Exercise task.
Convert each line of the records below into a JSON list of strings, one string per line, leaving out any blank lines.

[BEGIN Recorded data]

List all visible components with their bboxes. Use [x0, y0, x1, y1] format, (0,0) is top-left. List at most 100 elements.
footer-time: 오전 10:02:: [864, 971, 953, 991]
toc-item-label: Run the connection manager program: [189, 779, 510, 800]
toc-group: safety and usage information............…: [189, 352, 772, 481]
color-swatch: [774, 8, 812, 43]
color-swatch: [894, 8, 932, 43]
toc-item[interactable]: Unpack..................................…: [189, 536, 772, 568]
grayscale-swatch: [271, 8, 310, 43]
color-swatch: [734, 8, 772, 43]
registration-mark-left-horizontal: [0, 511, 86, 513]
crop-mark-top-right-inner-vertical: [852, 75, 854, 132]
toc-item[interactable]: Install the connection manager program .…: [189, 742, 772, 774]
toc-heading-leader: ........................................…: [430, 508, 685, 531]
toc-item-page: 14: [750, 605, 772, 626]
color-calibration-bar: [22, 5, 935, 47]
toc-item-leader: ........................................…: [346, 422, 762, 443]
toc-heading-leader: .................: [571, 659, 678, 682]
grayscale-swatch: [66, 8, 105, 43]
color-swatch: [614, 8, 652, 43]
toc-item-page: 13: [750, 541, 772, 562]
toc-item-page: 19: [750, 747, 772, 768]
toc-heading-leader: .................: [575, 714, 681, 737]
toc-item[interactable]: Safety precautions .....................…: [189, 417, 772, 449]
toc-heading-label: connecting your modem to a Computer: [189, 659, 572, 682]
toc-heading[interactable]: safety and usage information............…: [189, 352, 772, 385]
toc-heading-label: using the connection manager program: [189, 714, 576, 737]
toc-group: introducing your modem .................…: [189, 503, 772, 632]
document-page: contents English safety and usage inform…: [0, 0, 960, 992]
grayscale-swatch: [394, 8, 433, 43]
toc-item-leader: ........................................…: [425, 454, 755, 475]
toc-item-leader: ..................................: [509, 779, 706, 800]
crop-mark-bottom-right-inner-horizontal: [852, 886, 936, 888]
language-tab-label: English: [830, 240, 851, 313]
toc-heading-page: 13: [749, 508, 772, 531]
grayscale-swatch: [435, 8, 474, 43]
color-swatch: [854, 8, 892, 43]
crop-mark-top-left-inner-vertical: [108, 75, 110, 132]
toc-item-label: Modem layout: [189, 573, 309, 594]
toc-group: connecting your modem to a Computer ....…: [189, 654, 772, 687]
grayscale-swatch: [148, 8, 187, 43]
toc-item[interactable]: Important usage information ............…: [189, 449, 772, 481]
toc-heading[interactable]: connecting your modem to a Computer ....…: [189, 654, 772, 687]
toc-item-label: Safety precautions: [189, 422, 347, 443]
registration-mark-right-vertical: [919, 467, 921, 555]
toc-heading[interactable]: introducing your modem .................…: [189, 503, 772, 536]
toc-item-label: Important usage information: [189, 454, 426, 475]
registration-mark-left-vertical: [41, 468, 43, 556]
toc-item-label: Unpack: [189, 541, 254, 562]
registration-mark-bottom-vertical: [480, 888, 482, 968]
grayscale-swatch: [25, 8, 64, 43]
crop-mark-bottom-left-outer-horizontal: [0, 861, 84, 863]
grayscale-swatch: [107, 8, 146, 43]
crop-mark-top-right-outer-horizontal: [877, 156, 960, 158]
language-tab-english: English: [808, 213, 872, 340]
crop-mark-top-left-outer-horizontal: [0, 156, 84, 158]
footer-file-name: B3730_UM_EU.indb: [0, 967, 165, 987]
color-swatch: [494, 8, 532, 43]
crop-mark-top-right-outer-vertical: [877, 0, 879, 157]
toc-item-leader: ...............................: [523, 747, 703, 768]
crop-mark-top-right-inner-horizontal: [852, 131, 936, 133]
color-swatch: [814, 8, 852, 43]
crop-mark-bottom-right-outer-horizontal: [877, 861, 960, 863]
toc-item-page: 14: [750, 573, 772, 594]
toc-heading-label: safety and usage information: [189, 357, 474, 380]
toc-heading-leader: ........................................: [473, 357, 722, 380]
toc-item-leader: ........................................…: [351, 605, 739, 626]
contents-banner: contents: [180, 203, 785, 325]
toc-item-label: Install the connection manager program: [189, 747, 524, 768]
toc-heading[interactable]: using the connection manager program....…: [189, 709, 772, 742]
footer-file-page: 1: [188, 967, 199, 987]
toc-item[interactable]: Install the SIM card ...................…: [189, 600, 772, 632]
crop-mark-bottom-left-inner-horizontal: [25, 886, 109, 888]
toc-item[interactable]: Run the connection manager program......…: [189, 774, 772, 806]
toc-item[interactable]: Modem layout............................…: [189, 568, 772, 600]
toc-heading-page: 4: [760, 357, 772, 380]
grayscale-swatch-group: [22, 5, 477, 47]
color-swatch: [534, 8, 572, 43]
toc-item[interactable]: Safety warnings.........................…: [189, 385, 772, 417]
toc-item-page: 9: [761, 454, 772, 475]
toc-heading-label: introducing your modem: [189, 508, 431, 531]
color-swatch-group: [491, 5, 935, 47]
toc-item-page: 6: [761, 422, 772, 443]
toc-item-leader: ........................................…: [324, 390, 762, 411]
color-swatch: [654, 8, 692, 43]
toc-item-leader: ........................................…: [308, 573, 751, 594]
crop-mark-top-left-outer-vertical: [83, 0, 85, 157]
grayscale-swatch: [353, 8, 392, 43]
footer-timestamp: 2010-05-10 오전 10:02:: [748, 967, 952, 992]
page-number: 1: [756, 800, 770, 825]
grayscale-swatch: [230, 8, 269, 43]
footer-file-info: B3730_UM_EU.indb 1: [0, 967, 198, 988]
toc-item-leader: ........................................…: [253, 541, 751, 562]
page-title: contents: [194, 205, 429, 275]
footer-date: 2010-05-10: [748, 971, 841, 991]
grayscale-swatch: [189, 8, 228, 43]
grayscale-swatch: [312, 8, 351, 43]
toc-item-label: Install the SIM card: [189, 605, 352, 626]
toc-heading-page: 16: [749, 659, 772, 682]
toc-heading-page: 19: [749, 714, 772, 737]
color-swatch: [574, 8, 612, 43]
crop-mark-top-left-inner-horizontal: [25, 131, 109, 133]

[END Recorded data]

Answer below.
[
  "List all visible components with their bboxes. Use [x0, y0, x1, y1] format, (0,0) is top-left. List at most 100 elements.",
  "footer-time: 오전 10:02:: [864, 971, 953, 991]",
  "toc-item-label: Run the connection manager program: [189, 779, 510, 800]",
  "toc-group: safety and usage information............…: [189, 352, 772, 481]",
  "color-swatch: [774, 8, 812, 43]",
  "color-swatch: [894, 8, 932, 43]",
  "toc-item[interactable]: Unpack..................................…: [189, 536, 772, 568]",
  "grayscale-swatch: [271, 8, 310, 43]",
  "color-swatch: [734, 8, 772, 43]",
  "registration-mark-left-horizontal: [0, 511, 86, 513]",
  "crop-mark-top-right-inner-vertical: [852, 75, 854, 132]",
  "toc-item[interactable]: Install the connection manager program .…: [189, 742, 772, 774]",
  "toc-heading-leader: ........................................…: [430, 508, 685, 531]",
  "toc-item-page: 14: [750, 605, 772, 626]",
  "color-calibration-bar: [22, 5, 935, 47]",
  "toc-item-leader: ........................................…: [346, 422, 762, 443]",
  "toc-heading-leader: .................: [571, 659, 678, 682]",
  "grayscale-swatch: [66, 8, 105, 43]",
  "color-swatch: [614, 8, 652, 43]",
  "toc-item-page: 13: [750, 541, 772, 562]",
  "toc-item-page: 19: [750, 747, 772, 768]",
  "toc-heading-leader: .................: [575, 714, 681, 737]",
  "toc-item[interactable]: Safety precautions .....................…: [189, 417, 772, 449]",
  "toc-heading-label: connecting your modem to a Computer: [189, 659, 572, 682]",
  "toc-heading[interactable]: safety and usage information............…: [189, 352, 772, 385]",
  "toc-heading-label: using the connection manager program: [189, 714, 576, 737]",
  "toc-group: introducing your modem .................…: [189, 503, 772, 632]",
  "document-page: contents English safety and usage inform…: [0, 0, 960, 992]",
  "grayscale-swatch: [394, 8, 433, 43]",
  "toc-item-leader: ........................................…: [425, 454, 755, 475]",
  "toc-item-leader: ..................................: [509, 779, 706, 800]",
  "crop-mark-bottom-right-inner-horizontal: [852, 886, 936, 888]",
  "language-tab-label: English: [830, 240, 851, 313]",
  "toc-heading-page: 13: [749, 508, 772, 531]",
  "grayscale-swatch: [435, 8, 474, 43]",
  "color-swatch: [854, 8, 892, 43]",
  "crop-mark-top-left-inner-vertical: [108, 75, 110, 132]",
  "toc-item-label: Modem layout: [189, 573, 309, 594]",
  "toc-group: connecting your modem to a Computer ....…: [189, 654, 772, 687]",
  "grayscale-swatch: [148, 8, 187, 43]",
  "toc-item[interactable]: Important usage information ............…: [189, 449, 772, 481]",
  "toc-heading[interactable]: connecting your modem to a Computer ....…: [189, 654, 772, 687]",
  "toc-item-label: Safety precautions: [189, 422, 347, 443]",
  "registration-mark-right-vertical: [919, 467, 921, 555]",
  "toc-heading[interactable]: introducing your modem .................…: [189, 503, 772, 536]",
  "toc-item-label: Important usage information: [189, 454, 426, 475]",
  "registration-mark-left-vertical: [41, 468, 43, 556]",
  "toc-item-label: Unpack: [189, 541, 254, 562]",
  "registration-mark-bottom-vertical: [480, 888, 482, 968]",
  "grayscale-swatch: [25, 8, 64, 43]",
  "crop-mark-bottom-left-outer-horizontal: [0, 861, 84, 863]",
  "grayscale-swatch: [107, 8, 146, 43]",
  "crop-mark-top-right-outer-horizontal: [877, 156, 960, 158]",
  "language-tab-english: English: [808, 213, 872, 340]",
  "crop-mark-top-left-outer-horizontal: [0, 156, 84, 158]",
  "footer-file-name: B3730_UM_EU.indb: [0, 967, 165, 987]",
  "color-swatch: [494, 8, 532, 43]",
  "crop-mark-top-right-outer-vertical: [877, 0, 879, 157]",
  "toc-item-leader: ...............................: [523, 747, 703, 768]",
  "crop-mark-top-right-inner-horizontal: [852, 131, 936, 133]",
  "color-swatch: [814, 8, 852, 43]",
  "crop-mark-bottom-right-outer-horizontal: [877, 861, 960, 863]",
  "toc-item-page: 14: [750, 573, 772, 594]",
  "toc-heading-label: safety and usage information: [189, 357, 474, 380]",
  "toc-heading-leader: ........................................: [473, 357, 722, 380]",
  "toc-item-leader: ........................................…: [351, 605, 739, 626]",
  "contents-banner: contents: [180, 203, 785, 325]",
  "toc-item-label: Install the connection manager program: [189, 747, 524, 768]",
  "toc-heading[interactable]: using the connection manager program....…: [189, 709, 772, 742]",
  "footer-file-page: 1: [188, 967, 199, 987]",
  "toc-item[interactable]: Install the SIM card ...................…: [189, 600, 772, 632]",
  "crop-mark-bottom-left-inner-horizontal: [25, 886, 109, 888]",
  "toc-item[interactable]: Run the connection manager program......…: [189, 774, 772, 806]",
  "toc-item[interactable]: Modem layout............................…: [189, 568, 772, 600]",
  "toc-heading-page: 4: [760, 357, 772, 380]",
  "grayscale-swatch-group: [22, 5, 477, 47]",
  "color-swatch: [534, 8, 572, 43]",
  "toc-item[interactable]: Safety warnings.........................…: [189, 385, 772, 417]",
  "toc-item-page: 9: [761, 454, 772, 475]",
  "toc-heading-label: introducing your modem: [189, 508, 431, 531]",
  "color-swatch-group: [491, 5, 935, 47]",
  "toc-item-page: 6: [761, 422, 772, 443]",
  "toc-item-leader: ........................................…: [324, 390, 762, 411]",
  "color-swatch: [654, 8, 692, 43]",
  "toc-item-leader: ........................................…: [308, 573, 751, 594]",
  "crop-mark-top-left-outer-vertical: [83, 0, 85, 157]",
  "grayscale-swatch: [353, 8, 392, 43]",
  "footer-timestamp: 2010-05-10 오전 10:02:: [748, 967, 952, 992]",
  "page-number: 1: [756, 800, 770, 825]",
  "grayscale-swatch: [230, 8, 269, 43]",
  "footer-file-info: B3730_UM_EU.indb 1: [0, 967, 198, 988]",
  "toc-item-leader: ........................................…: [253, 541, 751, 562]",
  "page-title: contents: [194, 205, 429, 275]",
  "footer-date: 2010-05-10: [748, 971, 841, 991]",
  "grayscale-swatch: [189, 8, 228, 43]",
  "grayscale-swatch: [312, 8, 351, 43]",
  "toc-item-label: Install the SIM card: [189, 605, 352, 626]",
  "toc-heading-page: 16: [749, 659, 772, 682]",
  "toc-heading-page: 19: [749, 714, 772, 737]",
  "color-swatch: [574, 8, 612, 43]",
  "crop-mark-top-left-inner-horizontal: [25, 131, 109, 133]"
]